-- Start DATA LINES --

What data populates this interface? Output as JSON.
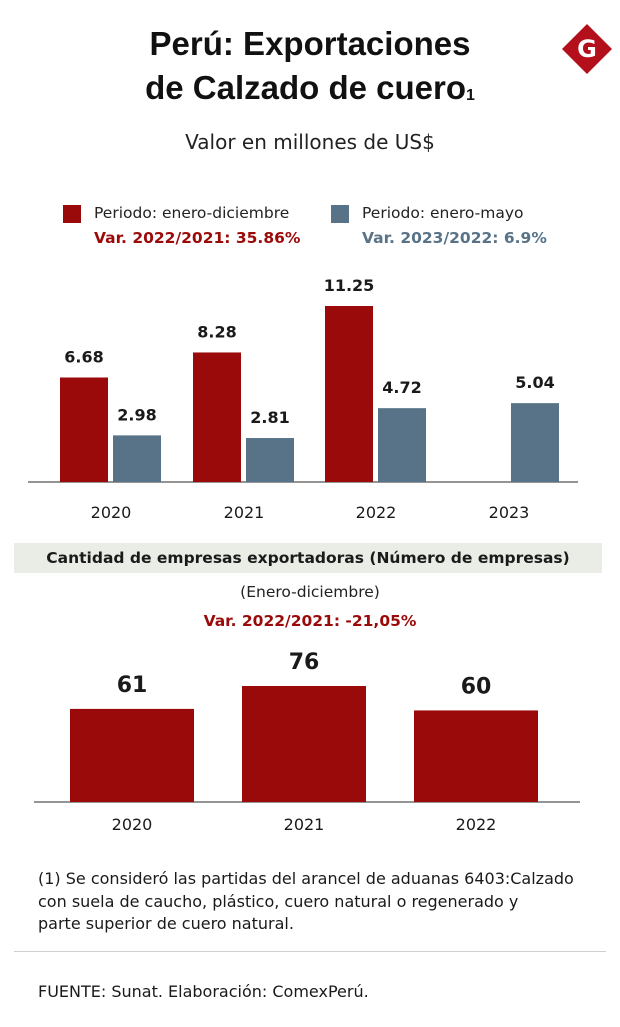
{
  "header": {
    "title_line1": "Perú: Exportaciones",
    "title_line2": "de Calzado de cuero",
    "title_sup": "1",
    "subtitle": "Valor en millones de US$",
    "logo_letter": "G"
  },
  "legend": {
    "series1_label": "Periodo: enero-diciembre",
    "series1_var": "Var. 2022/2021:  35.86%",
    "series2_label": "Periodo: enero-mayo",
    "series2_var": "Var. 2023/2022: 6.9%"
  },
  "colors": {
    "red": "#9b0a0a",
    "blue": "#587387",
    "band": "#e9ede6"
  },
  "chart_data": [
    {
      "type": "bar",
      "title": "Valor en millones de US$",
      "categories": [
        "2020",
        "2021",
        "2022",
        "2023"
      ],
      "series": [
        {
          "name": "Periodo: enero-diciembre",
          "values": [
            6.68,
            8.28,
            11.25,
            null
          ]
        },
        {
          "name": "Periodo: enero-mayo",
          "values": [
            2.98,
            2.81,
            4.72,
            5.04
          ]
        }
      ],
      "value_labels": [
        [
          "6.68",
          "8.28",
          "11.25",
          ""
        ],
        [
          "2.98",
          "2.81",
          "4.72",
          "5.04"
        ]
      ],
      "ylim": [
        0,
        11.25
      ],
      "grid": false,
      "legend_position": "top-left"
    },
    {
      "type": "bar",
      "title": "Cantidad de empresas exportadoras (Número de empresas)",
      "subtitle": "(Enero-diciembre)",
      "annotation": "Var. 2022/2021:  -21,05%",
      "categories": [
        "2020",
        "2021",
        "2022"
      ],
      "values": [
        61,
        76,
        60
      ],
      "value_labels": [
        "61",
        "76",
        "60"
      ],
      "ylim": [
        0,
        76
      ],
      "grid": false
    }
  ],
  "footnote": {
    "line1": "(1) Se consideró las partidas del arancel de aduanas 6403:Calzado",
    "line2": "con suela de caucho,  plástico, cuero natural o regenerado y",
    "line3": "parte superior de cuero natural."
  },
  "source": "FUENTE: Sunat. Elaboración: ComexPerú."
}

-- End DATA LINES --

WHAT TO WORK ON
Report the number of lines that contain "cuero", with no other words.

REPLY
3